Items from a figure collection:
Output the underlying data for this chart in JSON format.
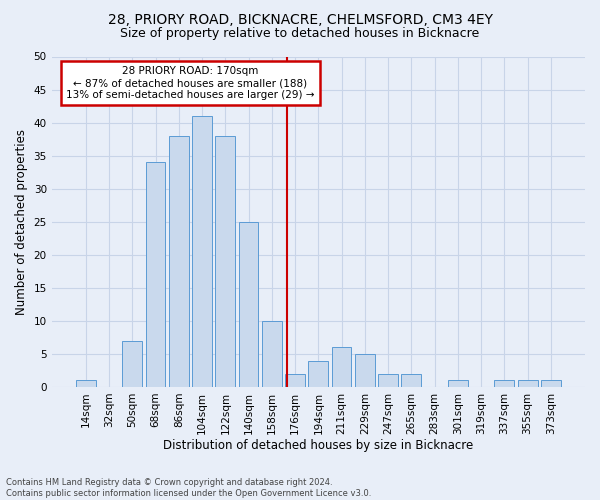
{
  "title": "28, PRIORY ROAD, BICKNACRE, CHELMSFORD, CM3 4EY",
  "subtitle": "Size of property relative to detached houses in Bicknacre",
  "xlabel": "Distribution of detached houses by size in Bicknacre",
  "ylabel": "Number of detached properties",
  "footnote1": "Contains HM Land Registry data © Crown copyright and database right 2024.",
  "footnote2": "Contains public sector information licensed under the Open Government Licence v3.0.",
  "bar_labels": [
    "14sqm",
    "32sqm",
    "50sqm",
    "68sqm",
    "86sqm",
    "104sqm",
    "122sqm",
    "140sqm",
    "158sqm",
    "176sqm",
    "194sqm",
    "211sqm",
    "229sqm",
    "247sqm",
    "265sqm",
    "283sqm",
    "301sqm",
    "319sqm",
    "337sqm",
    "355sqm",
    "373sqm"
  ],
  "bar_values": [
    1,
    0,
    7,
    34,
    38,
    41,
    38,
    25,
    10,
    2,
    4,
    6,
    5,
    2,
    2,
    0,
    1,
    0,
    1,
    1,
    1
  ],
  "bar_color": "#c9d9ed",
  "bar_edge_color": "#5b9bd5",
  "annotation_line_color": "#cc0000",
  "annotation_text_line1": "28 PRIORY ROAD: 170sqm",
  "annotation_text_line2": "← 87% of detached houses are smaller (188)",
  "annotation_text_line3": "13% of semi-detached houses are larger (29) →",
  "annotation_box_color": "#cc0000",
  "ylim": [
    0,
    50
  ],
  "yticks": [
    0,
    5,
    10,
    15,
    20,
    25,
    30,
    35,
    40,
    45,
    50
  ],
  "grid_color": "#c8d4e8",
  "bg_color": "#e8eef8",
  "title_fontsize": 10,
  "subtitle_fontsize": 9,
  "tick_fontsize": 7.5,
  "label_fontsize": 8.5,
  "footnote_fontsize": 6.0
}
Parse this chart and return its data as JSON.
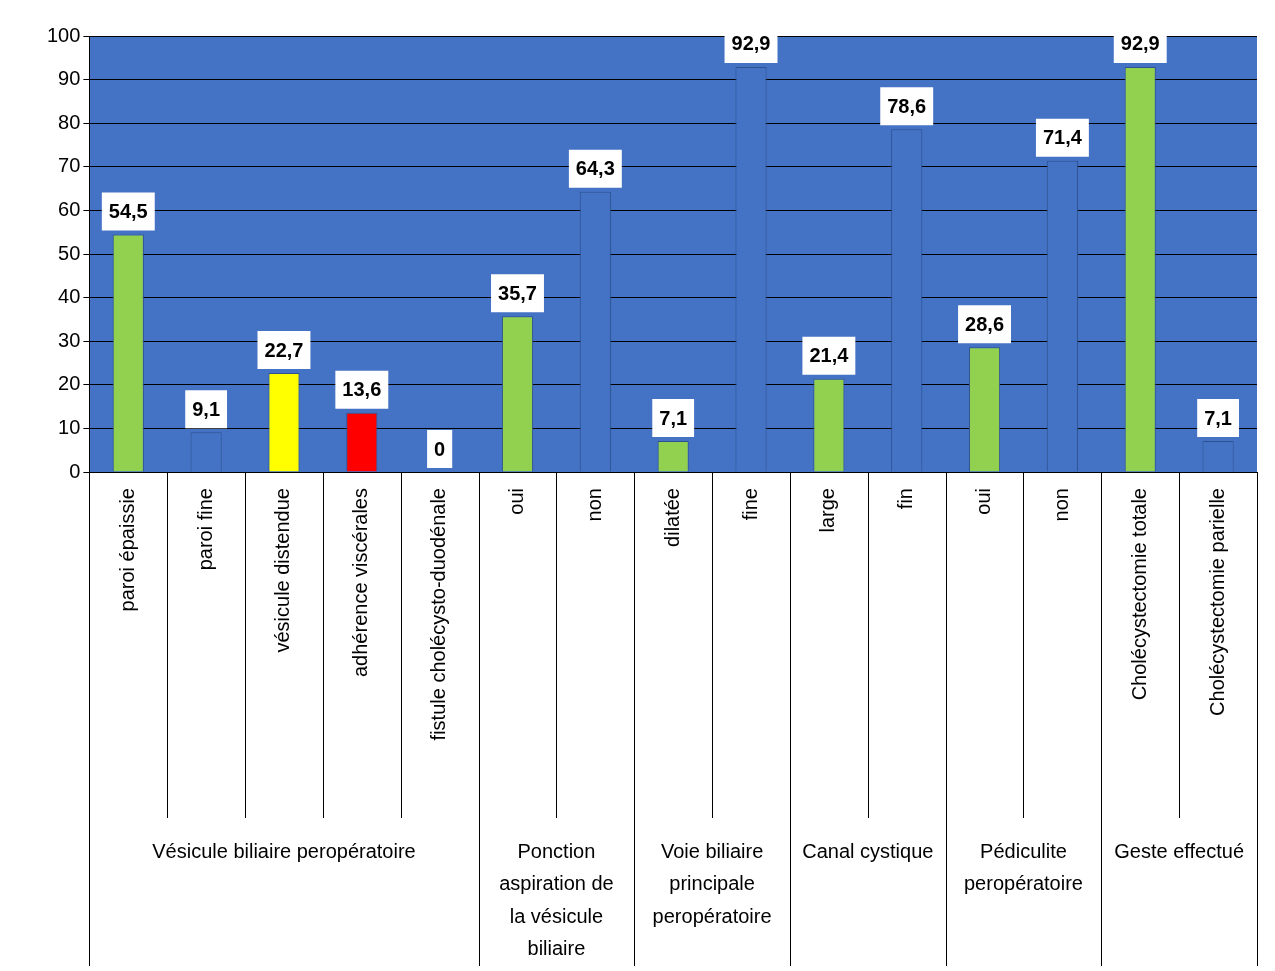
{
  "chart_data": {
    "type": "bar",
    "categories": [
      "paroi épaissie",
      "paroi fine",
      "vésicule distendue",
      "adhérence viscérales",
      "fistule cholécysto-duodénale",
      "oui",
      "non",
      "dilatée",
      "fine",
      "large",
      "fin",
      "oui",
      "non",
      "Cholécystectomie totale",
      "Cholécystectomie parielle"
    ],
    "values": [
      54.5,
      9.1,
      22.7,
      13.6,
      0,
      35.7,
      64.3,
      7.1,
      92.9,
      21.4,
      78.6,
      28.6,
      71.4,
      92.9,
      7.1
    ],
    "colors": [
      "#92d050",
      "#4472c4",
      "#ffff00",
      "#ff0000",
      "#4472c4",
      "#92d050",
      "#4472c4",
      "#92d050",
      "#4472c4",
      "#92d050",
      "#4472c4",
      "#92d050",
      "#4472c4",
      "#92d050",
      "#4472c4"
    ],
    "ylim": [
      0,
      100
    ],
    "yticks": [
      0,
      10,
      20,
      30,
      40,
      50,
      60,
      70,
      80,
      90,
      100
    ],
    "grid": "y",
    "legend": false,
    "value_labels": [
      "54,5",
      "9,1",
      "22,7",
      "13,6",
      "0",
      "35,7",
      "64,3",
      "7,1",
      "92,9",
      "21,4",
      "78,6",
      "28,6",
      "71,4",
      "92,9",
      "7,1"
    ],
    "annotations": [
      "Vésicule biliaire peropératoire",
      "Ponction aspiration de la vésicule biliaire",
      "Voie biliaire principale peropératoire",
      "Canal cystique",
      "Pédiculite peropératoire",
      "Geste effectué"
    ]
  }
}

WHAT NEEDS TO BE DONE:
Omit every picture, then reproduce the rest of the listing exactly.

TASK RESPONSE:
Output the underlying data for this chart in JSON format.
{
  "title": "28, PRIORY ROAD, BICKNACRE, CHELMSFORD, CM3 4EY",
  "subtitle": "Size of property relative to detached houses in Bicknacre",
  "xlabel": "Distribution of detached houses by size in Bicknacre",
  "ylabel": "Number of detached properties",
  "footnote1": "Contains HM Land Registry data © Crown copyright and database right 2024.",
  "footnote2": "Contains public sector information licensed under the Open Government Licence v3.0.",
  "bar_labels": [
    "14sqm",
    "32sqm",
    "50sqm",
    "68sqm",
    "86sqm",
    "104sqm",
    "122sqm",
    "140sqm",
    "158sqm",
    "176sqm",
    "194sqm",
    "211sqm",
    "229sqm",
    "247sqm",
    "265sqm",
    "283sqm",
    "301sqm",
    "319sqm",
    "337sqm",
    "355sqm",
    "373sqm"
  ],
  "bar_values": [
    1,
    0,
    7,
    34,
    38,
    41,
    38,
    25,
    10,
    2,
    4,
    6,
    5,
    2,
    2,
    0,
    1,
    0,
    1,
    1,
    1
  ],
  "bar_color": "#c9d9ed",
  "bar_edge_color": "#5b9bd5",
  "annotation_line_color": "#cc0000",
  "annotation_text_line1": "28 PRIORY ROAD: 170sqm",
  "annotation_text_line2": "← 87% of detached houses are smaller (188)",
  "annotation_text_line3": "13% of semi-detached houses are larger (29) →",
  "annotation_box_color": "#cc0000",
  "ylim": [
    0,
    50
  ],
  "yticks": [
    0,
    5,
    10,
    15,
    20,
    25,
    30,
    35,
    40,
    45,
    50
  ],
  "grid_color": "#c8d4e8",
  "bg_color": "#e8eef8",
  "title_fontsize": 10,
  "subtitle_fontsize": 9,
  "tick_fontsize": 7.5,
  "label_fontsize": 8.5,
  "footnote_fontsize": 6.0
}
Parse this chart and return its data as JSON.
{
  "chart_data": {
    "type": "bar",
    "categories": [
      "paroi épaissie",
      "paroi fine",
      "vésicule distendue",
      "adhérence viscérales",
      "fistule cholécysto-duodénale",
      "oui",
      "non",
      "dilatée",
      "fine",
      "large",
      "fin",
      "oui",
      "non",
      "Cholécystectomie totale",
      "Cholécystectomie parielle"
    ],
    "values": [
      54.5,
      9.1,
      22.7,
      13.6,
      0,
      35.7,
      64.3,
      7.1,
      92.9,
      21.4,
      78.6,
      28.6,
      71.4,
      92.9,
      7.1
    ],
    "colors": [
      "#92d050",
      "#4472c4",
      "#ffff00",
      "#ff0000",
      "#4472c4",
      "#92d050",
      "#4472c4",
      "#92d050",
      "#4472c4",
      "#92d050",
      "#4472c4",
      "#92d050",
      "#4472c4",
      "#92d050",
      "#4472c4"
    ],
    "ylim": [
      0,
      100
    ],
    "yticks": [
      0,
      10,
      20,
      30,
      40,
      50,
      60,
      70,
      80,
      90,
      100
    ],
    "grid": "y",
    "legend": false,
    "value_labels": [
      "54,5",
      "9,1",
      "22,7",
      "13,6",
      "0",
      "35,7",
      "64,3",
      "7,1",
      "92,9",
      "21,4",
      "78,6",
      "28,6",
      "71,4",
      "92,9",
      "7,1"
    ],
    "annotations": [
      "Vésicule biliaire peropératoire",
      "Ponction aspiration de la vésicule biliaire",
      "Voie biliaire principale peropératoire",
      "Canal cystique",
      "Pédiculite peropératoire",
      "Geste effectué"
    ]
  }
}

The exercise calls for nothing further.